• WORK TO DO: Each record is to be printed again precisely as it reads.

• DATA SUPPLIED:
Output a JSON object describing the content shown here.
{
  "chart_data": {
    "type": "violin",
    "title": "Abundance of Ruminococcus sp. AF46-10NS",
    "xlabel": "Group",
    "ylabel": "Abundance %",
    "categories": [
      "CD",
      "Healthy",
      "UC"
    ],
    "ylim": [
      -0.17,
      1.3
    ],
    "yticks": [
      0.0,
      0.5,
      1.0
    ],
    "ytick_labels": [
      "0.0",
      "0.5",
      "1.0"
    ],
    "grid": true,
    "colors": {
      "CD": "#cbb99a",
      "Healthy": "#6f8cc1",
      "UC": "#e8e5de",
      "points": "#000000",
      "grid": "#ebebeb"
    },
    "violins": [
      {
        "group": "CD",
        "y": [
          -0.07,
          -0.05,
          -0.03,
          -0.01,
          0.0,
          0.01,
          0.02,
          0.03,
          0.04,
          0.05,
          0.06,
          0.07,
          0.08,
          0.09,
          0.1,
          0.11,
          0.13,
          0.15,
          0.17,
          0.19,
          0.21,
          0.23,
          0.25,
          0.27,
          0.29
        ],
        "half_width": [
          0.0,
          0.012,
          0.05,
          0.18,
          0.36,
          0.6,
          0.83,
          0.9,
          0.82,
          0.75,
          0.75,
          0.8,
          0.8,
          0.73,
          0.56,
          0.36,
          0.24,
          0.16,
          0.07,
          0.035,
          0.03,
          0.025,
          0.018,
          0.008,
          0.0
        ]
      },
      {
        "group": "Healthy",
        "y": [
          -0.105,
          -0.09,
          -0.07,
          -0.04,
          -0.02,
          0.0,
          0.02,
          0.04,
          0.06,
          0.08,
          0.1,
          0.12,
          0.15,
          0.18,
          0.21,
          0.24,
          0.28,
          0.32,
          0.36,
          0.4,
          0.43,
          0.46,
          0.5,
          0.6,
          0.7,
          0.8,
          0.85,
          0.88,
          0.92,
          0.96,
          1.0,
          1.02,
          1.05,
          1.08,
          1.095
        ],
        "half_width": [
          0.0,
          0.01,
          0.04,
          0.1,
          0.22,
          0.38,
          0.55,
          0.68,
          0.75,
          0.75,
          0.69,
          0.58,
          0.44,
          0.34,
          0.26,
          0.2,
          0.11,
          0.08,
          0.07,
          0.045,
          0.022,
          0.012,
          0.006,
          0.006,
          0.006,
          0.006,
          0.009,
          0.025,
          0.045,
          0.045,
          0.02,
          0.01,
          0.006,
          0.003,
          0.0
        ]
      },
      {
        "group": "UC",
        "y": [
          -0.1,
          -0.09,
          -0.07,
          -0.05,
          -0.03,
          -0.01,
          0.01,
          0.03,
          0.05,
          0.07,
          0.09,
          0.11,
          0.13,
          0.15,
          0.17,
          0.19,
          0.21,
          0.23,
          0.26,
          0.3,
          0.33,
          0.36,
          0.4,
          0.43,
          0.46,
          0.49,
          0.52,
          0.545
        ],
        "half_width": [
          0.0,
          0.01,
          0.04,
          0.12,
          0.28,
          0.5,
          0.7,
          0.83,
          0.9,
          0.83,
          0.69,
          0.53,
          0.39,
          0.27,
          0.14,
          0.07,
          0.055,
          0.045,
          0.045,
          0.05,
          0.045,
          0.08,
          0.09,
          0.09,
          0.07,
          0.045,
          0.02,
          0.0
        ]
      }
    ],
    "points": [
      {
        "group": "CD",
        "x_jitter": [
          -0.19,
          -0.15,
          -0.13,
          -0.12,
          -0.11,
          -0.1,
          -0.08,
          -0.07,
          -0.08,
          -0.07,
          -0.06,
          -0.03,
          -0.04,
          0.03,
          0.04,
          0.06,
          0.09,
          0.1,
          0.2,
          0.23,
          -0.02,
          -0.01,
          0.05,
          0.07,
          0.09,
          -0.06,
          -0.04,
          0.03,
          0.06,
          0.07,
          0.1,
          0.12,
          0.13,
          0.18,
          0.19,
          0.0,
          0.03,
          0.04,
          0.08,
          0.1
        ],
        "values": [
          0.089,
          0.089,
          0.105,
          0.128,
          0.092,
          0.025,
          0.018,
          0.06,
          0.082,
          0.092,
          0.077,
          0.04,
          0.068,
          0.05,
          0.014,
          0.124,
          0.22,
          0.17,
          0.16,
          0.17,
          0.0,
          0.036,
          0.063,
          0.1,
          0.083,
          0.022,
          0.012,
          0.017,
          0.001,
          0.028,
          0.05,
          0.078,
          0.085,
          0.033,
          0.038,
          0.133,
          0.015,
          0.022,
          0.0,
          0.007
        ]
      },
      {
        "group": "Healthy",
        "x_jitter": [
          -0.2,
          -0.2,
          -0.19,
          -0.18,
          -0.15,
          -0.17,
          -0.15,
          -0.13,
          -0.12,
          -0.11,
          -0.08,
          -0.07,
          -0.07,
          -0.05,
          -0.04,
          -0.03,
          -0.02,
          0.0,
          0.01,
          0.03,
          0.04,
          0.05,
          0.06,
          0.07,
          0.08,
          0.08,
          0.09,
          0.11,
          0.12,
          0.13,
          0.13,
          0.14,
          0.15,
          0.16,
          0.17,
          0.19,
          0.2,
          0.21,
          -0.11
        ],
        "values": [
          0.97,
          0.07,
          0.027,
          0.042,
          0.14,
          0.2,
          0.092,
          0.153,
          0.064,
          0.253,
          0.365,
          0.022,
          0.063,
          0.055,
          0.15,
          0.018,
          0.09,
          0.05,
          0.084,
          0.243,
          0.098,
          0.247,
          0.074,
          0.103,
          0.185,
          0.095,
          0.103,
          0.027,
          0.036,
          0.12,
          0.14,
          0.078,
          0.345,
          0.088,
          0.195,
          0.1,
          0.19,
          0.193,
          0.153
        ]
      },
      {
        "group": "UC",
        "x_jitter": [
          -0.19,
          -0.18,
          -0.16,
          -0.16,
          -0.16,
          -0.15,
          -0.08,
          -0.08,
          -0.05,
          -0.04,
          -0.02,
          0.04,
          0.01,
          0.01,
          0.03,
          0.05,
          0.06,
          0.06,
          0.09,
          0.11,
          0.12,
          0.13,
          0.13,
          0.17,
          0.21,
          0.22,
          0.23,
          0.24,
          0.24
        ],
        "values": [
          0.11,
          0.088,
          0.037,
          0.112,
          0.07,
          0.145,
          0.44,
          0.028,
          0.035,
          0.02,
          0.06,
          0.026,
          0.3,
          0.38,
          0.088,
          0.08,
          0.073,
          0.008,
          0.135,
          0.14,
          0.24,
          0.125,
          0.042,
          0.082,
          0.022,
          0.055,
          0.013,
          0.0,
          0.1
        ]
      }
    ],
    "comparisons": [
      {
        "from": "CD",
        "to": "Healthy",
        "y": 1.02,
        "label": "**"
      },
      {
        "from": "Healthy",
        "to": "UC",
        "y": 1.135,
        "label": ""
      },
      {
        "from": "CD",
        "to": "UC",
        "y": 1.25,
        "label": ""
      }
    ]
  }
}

• TASK ANSWER:
Output a JSON object describing the content shown here.
{
  "chart_data": {
    "type": "violin",
    "title": "Abundance of Ruminococcus sp. AF46-10NS",
    "xlabel": "Group",
    "ylabel": "Abundance %",
    "categories": [
      "CD",
      "Healthy",
      "UC"
    ],
    "ylim": [
      -0.17,
      1.3
    ],
    "yticks": [
      0.0,
      0.5,
      1.0
    ],
    "ytick_labels": [
      "0.0",
      "0.5",
      "1.0"
    ],
    "grid": true,
    "colors": {
      "CD": "#cbb99a",
      "Healthy": "#6f8cc1",
      "UC": "#e8e5de",
      "points": "#000000",
      "grid": "#ebebeb"
    },
    "violins": [
      {
        "group": "CD",
        "y": [
          -0.07,
          -0.05,
          -0.03,
          -0.01,
          0.0,
          0.01,
          0.02,
          0.03,
          0.04,
          0.05,
          0.06,
          0.07,
          0.08,
          0.09,
          0.1,
          0.11,
          0.13,
          0.15,
          0.17,
          0.19,
          0.21,
          0.23,
          0.25,
          0.27,
          0.29
        ],
        "half_width": [
          0.0,
          0.012,
          0.05,
          0.18,
          0.36,
          0.6,
          0.83,
          0.9,
          0.82,
          0.75,
          0.75,
          0.8,
          0.8,
          0.73,
          0.56,
          0.36,
          0.24,
          0.16,
          0.07,
          0.035,
          0.03,
          0.025,
          0.018,
          0.008,
          0.0
        ]
      },
      {
        "group": "Healthy",
        "y": [
          -0.105,
          -0.09,
          -0.07,
          -0.04,
          -0.02,
          0.0,
          0.02,
          0.04,
          0.06,
          0.08,
          0.1,
          0.12,
          0.15,
          0.18,
          0.21,
          0.24,
          0.28,
          0.32,
          0.36,
          0.4,
          0.43,
          0.46,
          0.5,
          0.6,
          0.7,
          0.8,
          0.85,
          0.88,
          0.92,
          0.96,
          1.0,
          1.02,
          1.05,
          1.08,
          1.095
        ],
        "half_width": [
          0.0,
          0.01,
          0.04,
          0.1,
          0.22,
          0.38,
          0.55,
          0.68,
          0.75,
          0.75,
          0.69,
          0.58,
          0.44,
          0.34,
          0.26,
          0.2,
          0.11,
          0.08,
          0.07,
          0.045,
          0.022,
          0.012,
          0.006,
          0.006,
          0.006,
          0.006,
          0.009,
          0.025,
          0.045,
          0.045,
          0.02,
          0.01,
          0.006,
          0.003,
          0.0
        ]
      },
      {
        "group": "UC",
        "y": [
          -0.1,
          -0.09,
          -0.07,
          -0.05,
          -0.03,
          -0.01,
          0.01,
          0.03,
          0.05,
          0.07,
          0.09,
          0.11,
          0.13,
          0.15,
          0.17,
          0.19,
          0.21,
          0.23,
          0.26,
          0.3,
          0.33,
          0.36,
          0.4,
          0.43,
          0.46,
          0.49,
          0.52,
          0.545
        ],
        "half_width": [
          0.0,
          0.01,
          0.04,
          0.12,
          0.28,
          0.5,
          0.7,
          0.83,
          0.9,
          0.83,
          0.69,
          0.53,
          0.39,
          0.27,
          0.14,
          0.07,
          0.055,
          0.045,
          0.045,
          0.05,
          0.045,
          0.08,
          0.09,
          0.09,
          0.07,
          0.045,
          0.02,
          0.0
        ]
      }
    ],
    "points": [
      {
        "group": "CD",
        "x_jitter": [
          -0.19,
          -0.15,
          -0.13,
          -0.12,
          -0.11,
          -0.1,
          -0.08,
          -0.07,
          -0.08,
          -0.07,
          -0.06,
          -0.03,
          -0.04,
          0.03,
          0.04,
          0.06,
          0.09,
          0.1,
          0.2,
          0.23,
          -0.02,
          -0.01,
          0.05,
          0.07,
          0.09,
          -0.06,
          -0.04,
          0.03,
          0.06,
          0.07,
          0.1,
          0.12,
          0.13,
          0.18,
          0.19,
          0.0,
          0.03,
          0.04,
          0.08,
          0.1
        ],
        "values": [
          0.089,
          0.089,
          0.105,
          0.128,
          0.092,
          0.025,
          0.018,
          0.06,
          0.082,
          0.092,
          0.077,
          0.04,
          0.068,
          0.05,
          0.014,
          0.124,
          0.22,
          0.17,
          0.16,
          0.17,
          0.0,
          0.036,
          0.063,
          0.1,
          0.083,
          0.022,
          0.012,
          0.017,
          0.001,
          0.028,
          0.05,
          0.078,
          0.085,
          0.033,
          0.038,
          0.133,
          0.015,
          0.022,
          0.0,
          0.007
        ]
      },
      {
        "group": "Healthy",
        "x_jitter": [
          -0.2,
          -0.2,
          -0.19,
          -0.18,
          -0.15,
          -0.17,
          -0.15,
          -0.13,
          -0.12,
          -0.11,
          -0.08,
          -0.07,
          -0.07,
          -0.05,
          -0.04,
          -0.03,
          -0.02,
          0.0,
          0.01,
          0.03,
          0.04,
          0.05,
          0.06,
          0.07,
          0.08,
          0.08,
          0.09,
          0.11,
          0.12,
          0.13,
          0.13,
          0.14,
          0.15,
          0.16,
          0.17,
          0.19,
          0.2,
          0.21,
          -0.11
        ],
        "values": [
          0.97,
          0.07,
          0.027,
          0.042,
          0.14,
          0.2,
          0.092,
          0.153,
          0.064,
          0.253,
          0.365,
          0.022,
          0.063,
          0.055,
          0.15,
          0.018,
          0.09,
          0.05,
          0.084,
          0.243,
          0.098,
          0.247,
          0.074,
          0.103,
          0.185,
          0.095,
          0.103,
          0.027,
          0.036,
          0.12,
          0.14,
          0.078,
          0.345,
          0.088,
          0.195,
          0.1,
          0.19,
          0.193,
          0.153
        ]
      },
      {
        "group": "UC",
        "x_jitter": [
          -0.19,
          -0.18,
          -0.16,
          -0.16,
          -0.16,
          -0.15,
          -0.08,
          -0.08,
          -0.05,
          -0.04,
          -0.02,
          0.04,
          0.01,
          0.01,
          0.03,
          0.05,
          0.06,
          0.06,
          0.09,
          0.11,
          0.12,
          0.13,
          0.13,
          0.17,
          0.21,
          0.22,
          0.23,
          0.24,
          0.24
        ],
        "values": [
          0.11,
          0.088,
          0.037,
          0.112,
          0.07,
          0.145,
          0.44,
          0.028,
          0.035,
          0.02,
          0.06,
          0.026,
          0.3,
          0.38,
          0.088,
          0.08,
          0.073,
          0.008,
          0.135,
          0.14,
          0.24,
          0.125,
          0.042,
          0.082,
          0.022,
          0.055,
          0.013,
          0.0,
          0.1
        ]
      }
    ],
    "comparisons": [
      {
        "from": "CD",
        "to": "Healthy",
        "y": 1.02,
        "label": "**"
      },
      {
        "from": "Healthy",
        "to": "UC",
        "y": 1.135,
        "label": ""
      },
      {
        "from": "CD",
        "to": "UC",
        "y": 1.25,
        "label": ""
      }
    ]
  }
}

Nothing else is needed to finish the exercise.